WHAT TO WORK ON – Gather all lines in the records below that include the word "entre".

WORKING DATA –
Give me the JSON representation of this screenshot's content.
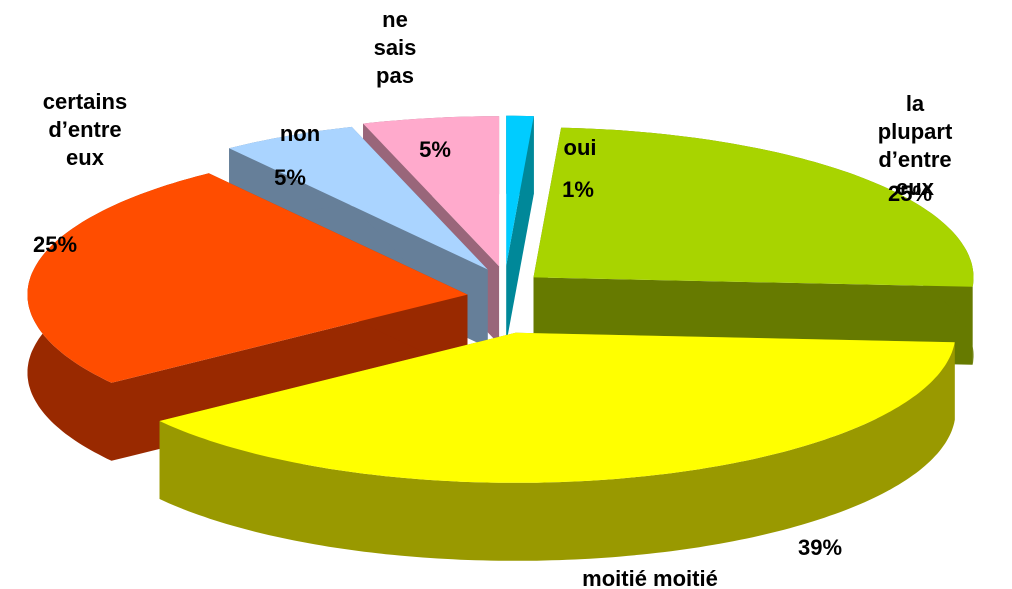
{
  "chart_data": {
    "type": "pie3d",
    "categories": [
      "oui",
      "la plupart\nd’entre eux",
      "moitié moitié",
      "certains\nd’entre\neux",
      "non",
      "ne\nsais\npas"
    ],
    "values": [
      1,
      25,
      39,
      25,
      5,
      5
    ],
    "value_labels": [
      "1%",
      "25%",
      "39%",
      "25%",
      "5%",
      "5%"
    ],
    "colors": [
      "#00ccff",
      "#a8d400",
      "#ffff00",
      "#ff4d00",
      "#aad4ff",
      "#ffaacc"
    ],
    "side_colors": [
      "#008899",
      "#667a00",
      "#999900",
      "#992900",
      "#667f99",
      "#99667a"
    ]
  }
}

FINISHED ANSWER –
      "la plupart\nd’entre eux",
      "certains\nd’entre\neux",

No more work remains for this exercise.